Stated problem
Without the pictures, output the records below word for word.

Data supplied
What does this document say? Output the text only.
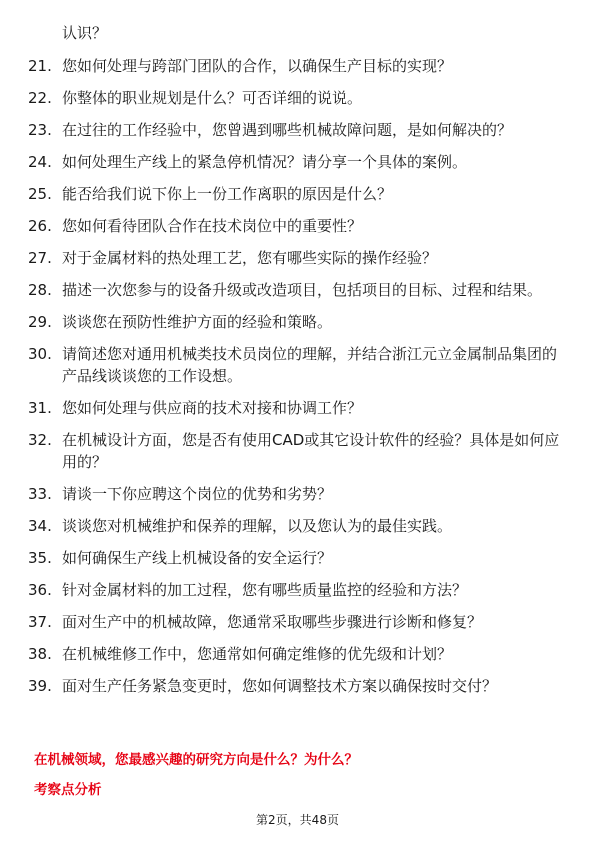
认识？
21. 您如何处理与跨部门团队的合作，以确保生产目标的实现？
22. 你整体的职业规划是什么？可否详细的说说。
23. 在过往的工作经验中，您曾遇到哪些机械故障问题，是如何解决的？
24. 如何处理生产线上的紧急停机情况？请分享一个具体的案例。
25. 能否给我们说下你上一份工作离职的原因是什么？
26. 您如何看待团队合作在技术岗位中的重要性？
27. 对于金属材料的热处理工艺，您有哪些实际的操作经验？
28. 描述一次您参与的设备升级或改造项目，包括项目的目标、过程和结果。
29. 谈谈您在预防性维护方面的经验和策略。
30. 请简述您对通用机械类技术员岗位的理解，并结合浙江元立金属制品集团的产品线谈谈您的工作设想。
31. 您如何处理与供应商的技术对接和协调工作？
32. 在机械设计方面，您是否有使用CAD或其它设计软件的经验？具体是如何应用的？
33. 请谈一下你应聘这个岗位的优势和劣势？
34. 谈谈您对机械维护和保养的理解，以及您认为的最佳实践。
35. 如何确保生产线上机械设备的安全运行？
36. 针对金属材料的加工过程，您有哪些质量监控的经验和方法？
37. 面对生产中的机械故障，您通常采取哪些步骤进行诊断和修复？
38. 在机械维修工作中，您通常如何确定维修的优先级和计划？
39. 面对生产任务紧急变更时，您如何调整技术方案以确保按时交付？
在机械领域，您最感兴趣的研究方向是什么？为什么？
考察点分析
第2页，共48页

Response
What does this document say? Output the text only.
认识？
21. 您如何处理与跨部门团队的合作，以确保生产目标的实现？
22. 你整体的职业规划是什么？可否详细的说说。
23. 在过往的工作经验中，您曾遇到哪些机械故障问题，是如何解决的？
24. 如何处理生产线上的紧急停机情况？请分享一个具体的案例。
25. 能否给我们说下你上一份工作离职的原因是什么？
26. 您如何看待团队合作在技术岗位中的重要性？
27. 对于金属材料的热处理工艺，您有哪些实际的操作经验？
28. 描述一次您参与的设备升级或改造项目，包括项目的目标、过程和结果。
29. 谈谈您在预防性维护方面的经验和策略。
30. 请简述您对通用机械类技术员岗位的理解，并结合浙江元立金属制品集团的产品线谈谈您的工作设想。
31. 您如何处理与供应商的技术对接和协调工作？
32. 在机械设计方面，您是否有使用CAD或其它设计软件的经验？具体是如何应用的？
33. 请谈一下你应聘这个岗位的优势和劣势？
34. 谈谈您对机械维护和保养的理解，以及您认为的最佳实践。
35. 如何确保生产线上机械设备的安全运行？
36. 针对金属材料的加工过程，您有哪些质量监控的经验和方法？
37. 面对生产中的机械故障，您通常采取哪些步骤进行诊断和修复？
38. 在机械维修工作中，您通常如何确定维修的优先级和计划？
39. 面对生产任务紧急变更时，您如何调整技术方案以确保按时交付？
在机械领域，您最感兴趣的研究方向是什么？为什么？
考察点分析
第2页，共48页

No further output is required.